= YOUR OBJECTIVE =
Please give the count of lines holding the string "烈火焚烧若等闲" and nothing besides.

________________________

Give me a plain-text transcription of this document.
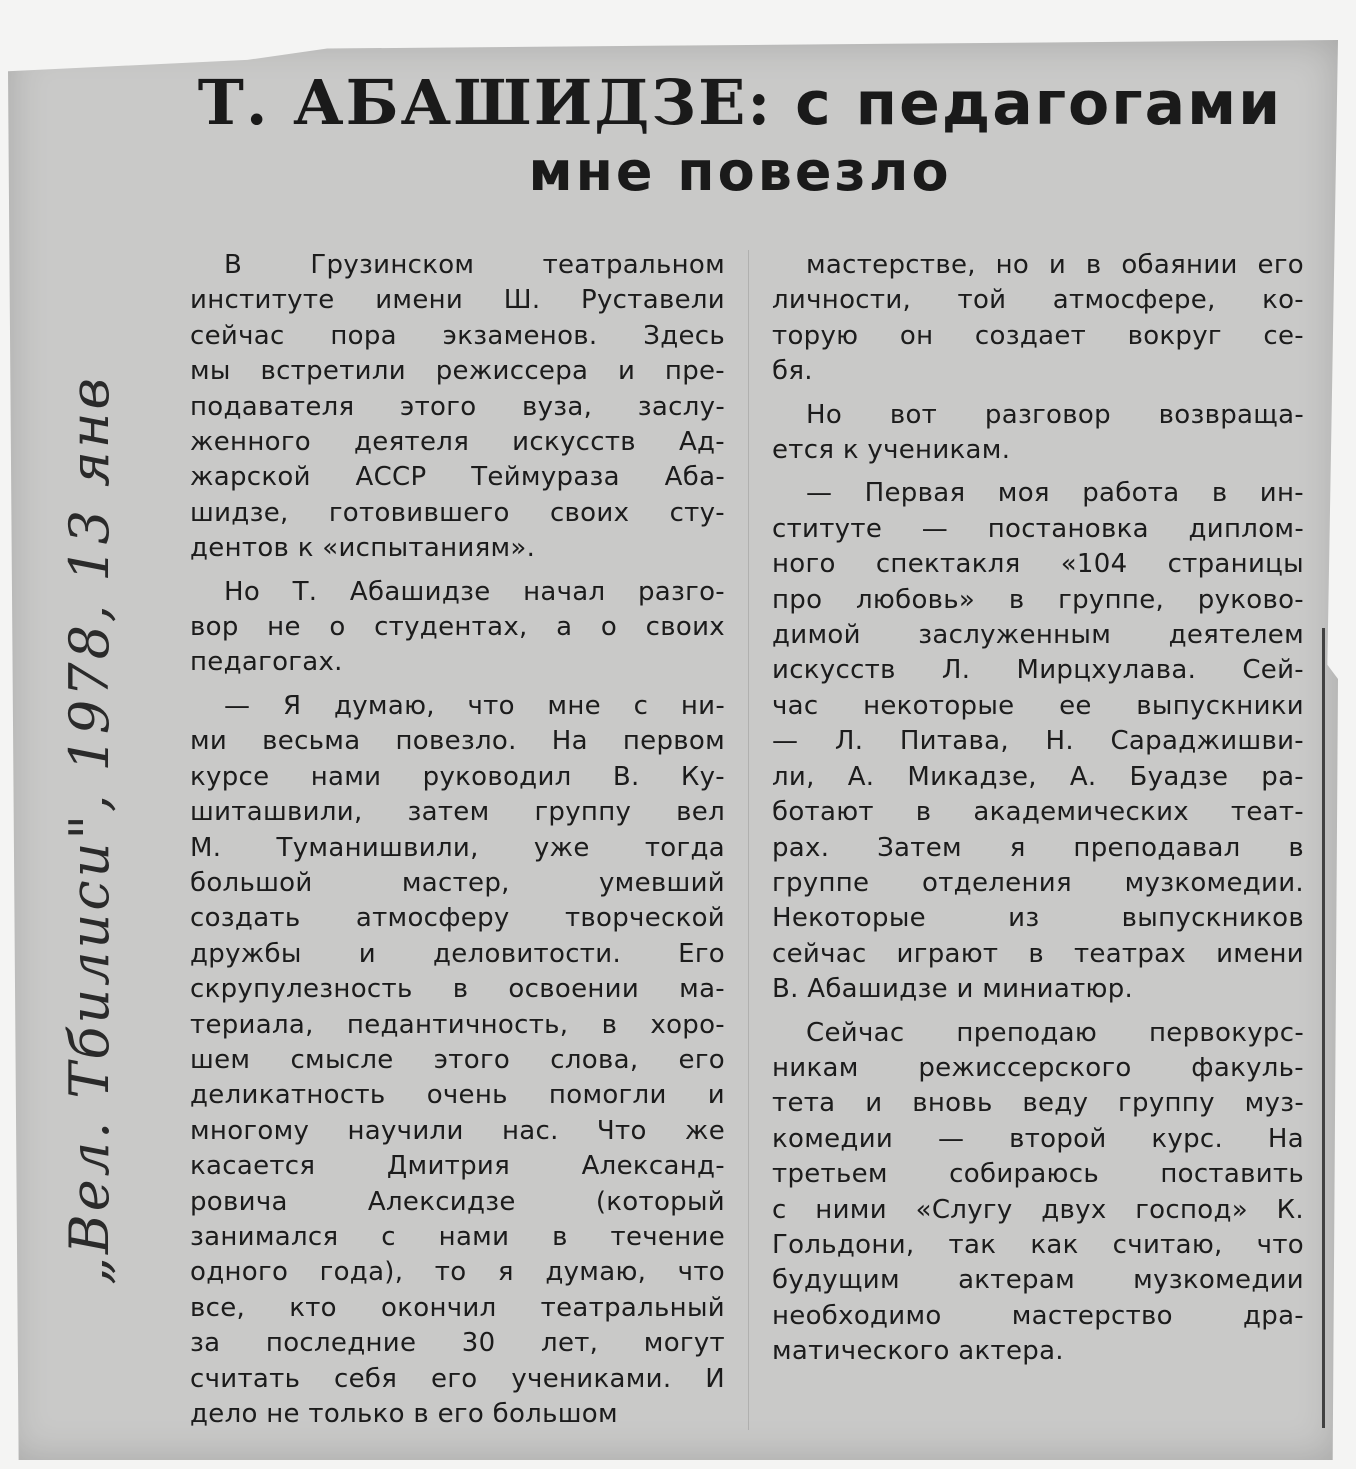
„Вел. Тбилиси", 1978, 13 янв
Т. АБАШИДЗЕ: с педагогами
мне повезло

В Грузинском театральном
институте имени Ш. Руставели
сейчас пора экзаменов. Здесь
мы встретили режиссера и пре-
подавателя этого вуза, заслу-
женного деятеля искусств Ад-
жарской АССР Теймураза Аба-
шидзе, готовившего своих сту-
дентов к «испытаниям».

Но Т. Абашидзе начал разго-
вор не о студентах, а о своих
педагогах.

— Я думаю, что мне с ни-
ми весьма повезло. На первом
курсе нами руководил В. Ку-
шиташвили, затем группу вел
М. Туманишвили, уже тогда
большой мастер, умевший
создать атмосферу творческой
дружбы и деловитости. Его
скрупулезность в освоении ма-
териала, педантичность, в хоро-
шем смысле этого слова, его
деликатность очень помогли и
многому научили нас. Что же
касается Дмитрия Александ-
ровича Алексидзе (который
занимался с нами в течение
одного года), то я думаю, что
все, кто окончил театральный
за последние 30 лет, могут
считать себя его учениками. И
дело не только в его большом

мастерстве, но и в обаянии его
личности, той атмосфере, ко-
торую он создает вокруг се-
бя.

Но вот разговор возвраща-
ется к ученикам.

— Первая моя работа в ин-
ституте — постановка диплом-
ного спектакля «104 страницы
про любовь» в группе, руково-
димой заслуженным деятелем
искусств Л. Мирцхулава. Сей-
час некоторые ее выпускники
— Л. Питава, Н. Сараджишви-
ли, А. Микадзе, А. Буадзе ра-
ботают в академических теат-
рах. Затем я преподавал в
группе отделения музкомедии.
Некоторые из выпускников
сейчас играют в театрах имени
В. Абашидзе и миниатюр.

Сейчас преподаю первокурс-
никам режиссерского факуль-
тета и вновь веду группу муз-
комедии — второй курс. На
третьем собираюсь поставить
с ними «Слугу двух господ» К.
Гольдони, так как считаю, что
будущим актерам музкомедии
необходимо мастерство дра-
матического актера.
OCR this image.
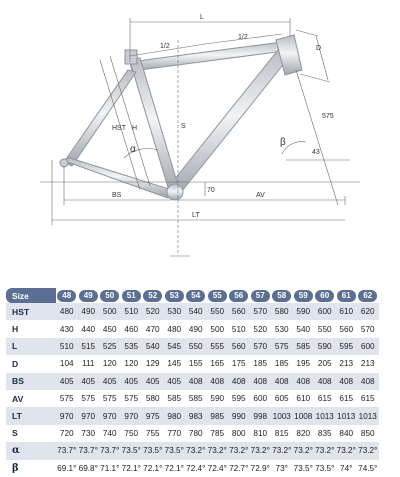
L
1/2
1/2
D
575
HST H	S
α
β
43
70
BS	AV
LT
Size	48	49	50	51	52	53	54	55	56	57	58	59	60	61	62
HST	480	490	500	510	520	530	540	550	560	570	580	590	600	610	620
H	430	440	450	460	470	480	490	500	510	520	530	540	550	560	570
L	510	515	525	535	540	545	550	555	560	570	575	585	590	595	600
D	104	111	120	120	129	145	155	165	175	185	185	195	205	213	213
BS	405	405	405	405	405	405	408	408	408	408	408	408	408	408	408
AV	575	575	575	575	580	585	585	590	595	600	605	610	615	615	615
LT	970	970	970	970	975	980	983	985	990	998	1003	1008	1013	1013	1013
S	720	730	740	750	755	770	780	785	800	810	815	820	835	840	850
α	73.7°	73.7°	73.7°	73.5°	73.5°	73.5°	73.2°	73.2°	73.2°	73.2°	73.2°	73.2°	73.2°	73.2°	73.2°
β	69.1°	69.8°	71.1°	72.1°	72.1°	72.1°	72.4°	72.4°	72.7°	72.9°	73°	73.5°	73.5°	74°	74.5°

________________________

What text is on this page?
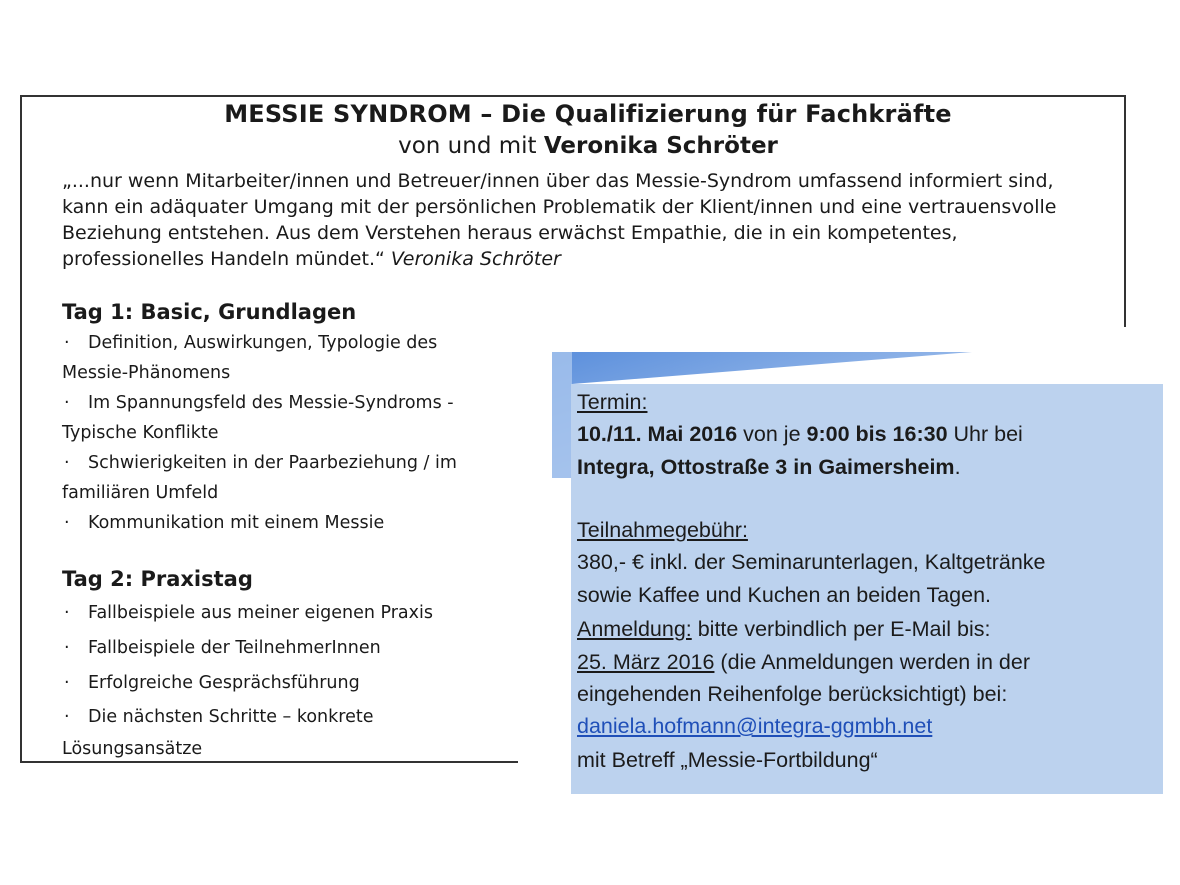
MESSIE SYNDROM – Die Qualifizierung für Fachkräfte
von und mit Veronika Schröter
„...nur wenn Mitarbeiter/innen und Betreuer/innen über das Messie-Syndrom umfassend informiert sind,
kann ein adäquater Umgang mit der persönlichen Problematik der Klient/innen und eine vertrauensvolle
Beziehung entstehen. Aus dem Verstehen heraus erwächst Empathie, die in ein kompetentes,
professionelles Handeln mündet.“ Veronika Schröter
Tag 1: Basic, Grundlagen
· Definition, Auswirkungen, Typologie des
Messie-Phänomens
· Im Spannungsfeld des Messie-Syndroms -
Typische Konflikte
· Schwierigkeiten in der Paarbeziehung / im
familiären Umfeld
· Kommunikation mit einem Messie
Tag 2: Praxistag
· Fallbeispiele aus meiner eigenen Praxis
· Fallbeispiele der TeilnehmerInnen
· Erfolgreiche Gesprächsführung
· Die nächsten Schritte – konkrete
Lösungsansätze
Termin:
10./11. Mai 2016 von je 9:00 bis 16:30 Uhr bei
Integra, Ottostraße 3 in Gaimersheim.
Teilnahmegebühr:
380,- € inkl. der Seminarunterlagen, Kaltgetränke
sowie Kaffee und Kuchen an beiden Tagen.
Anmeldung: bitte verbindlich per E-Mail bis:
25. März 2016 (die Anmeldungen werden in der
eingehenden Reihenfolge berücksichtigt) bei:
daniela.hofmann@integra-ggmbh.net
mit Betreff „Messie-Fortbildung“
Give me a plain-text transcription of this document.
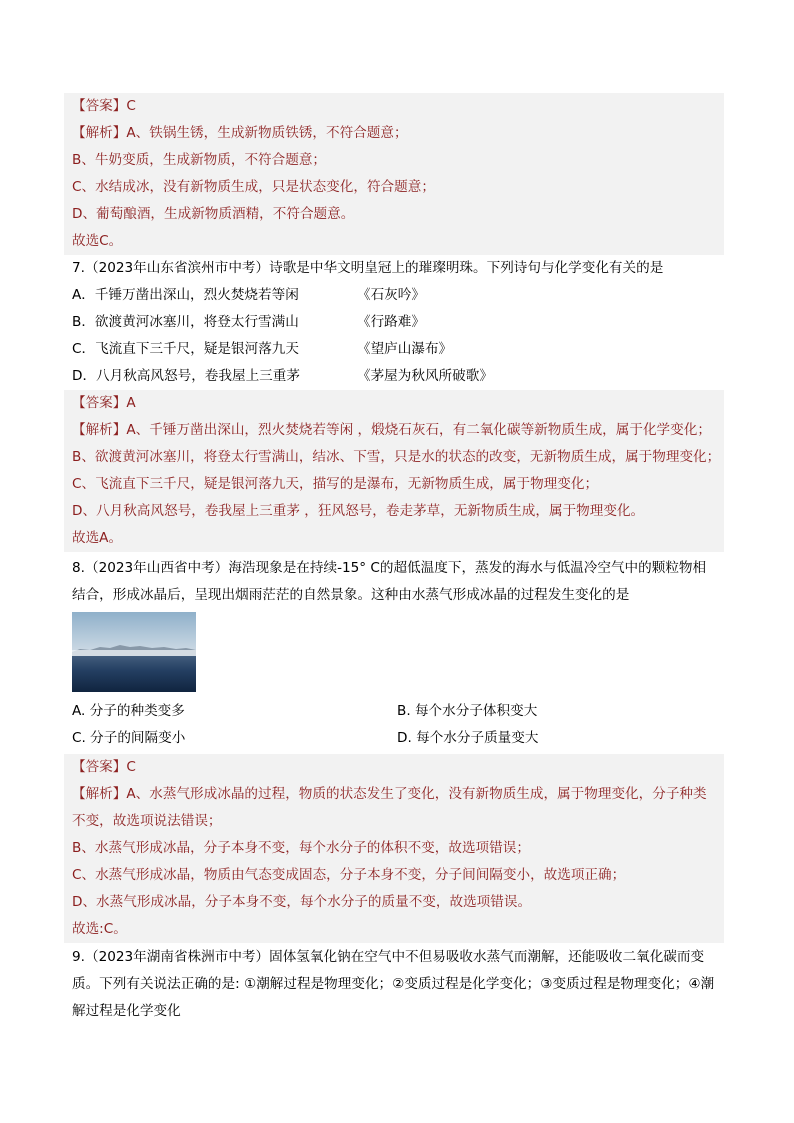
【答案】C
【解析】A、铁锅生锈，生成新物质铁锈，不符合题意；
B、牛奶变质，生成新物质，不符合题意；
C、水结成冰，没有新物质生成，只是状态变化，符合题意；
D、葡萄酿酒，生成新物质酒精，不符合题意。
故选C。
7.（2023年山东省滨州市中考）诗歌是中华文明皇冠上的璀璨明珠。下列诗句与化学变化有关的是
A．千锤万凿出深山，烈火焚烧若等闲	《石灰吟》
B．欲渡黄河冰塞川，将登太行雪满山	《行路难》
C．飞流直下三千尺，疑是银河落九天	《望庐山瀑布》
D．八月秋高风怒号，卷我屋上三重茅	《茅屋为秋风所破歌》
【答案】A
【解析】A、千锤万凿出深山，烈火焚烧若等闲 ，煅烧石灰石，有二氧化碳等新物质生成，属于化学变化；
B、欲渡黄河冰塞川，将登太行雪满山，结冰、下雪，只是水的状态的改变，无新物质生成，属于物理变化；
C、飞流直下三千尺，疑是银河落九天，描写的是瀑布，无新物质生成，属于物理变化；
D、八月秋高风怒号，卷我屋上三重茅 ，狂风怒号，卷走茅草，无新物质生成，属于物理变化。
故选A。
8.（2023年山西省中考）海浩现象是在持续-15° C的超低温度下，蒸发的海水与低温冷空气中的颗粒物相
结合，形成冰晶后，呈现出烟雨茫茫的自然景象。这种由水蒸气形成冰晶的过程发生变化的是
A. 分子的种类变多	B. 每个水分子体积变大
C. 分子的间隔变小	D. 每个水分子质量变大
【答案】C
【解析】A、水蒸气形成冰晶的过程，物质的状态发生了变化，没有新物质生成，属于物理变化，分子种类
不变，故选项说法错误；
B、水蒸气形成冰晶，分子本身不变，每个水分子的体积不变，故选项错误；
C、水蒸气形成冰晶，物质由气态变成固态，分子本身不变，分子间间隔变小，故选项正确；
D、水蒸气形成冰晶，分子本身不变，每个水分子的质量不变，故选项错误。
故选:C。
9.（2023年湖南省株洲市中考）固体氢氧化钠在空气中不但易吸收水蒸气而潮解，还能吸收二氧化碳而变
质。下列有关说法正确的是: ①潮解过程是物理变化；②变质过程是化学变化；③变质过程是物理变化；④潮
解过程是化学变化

________________________

= PROBLEM SOLUTION =
2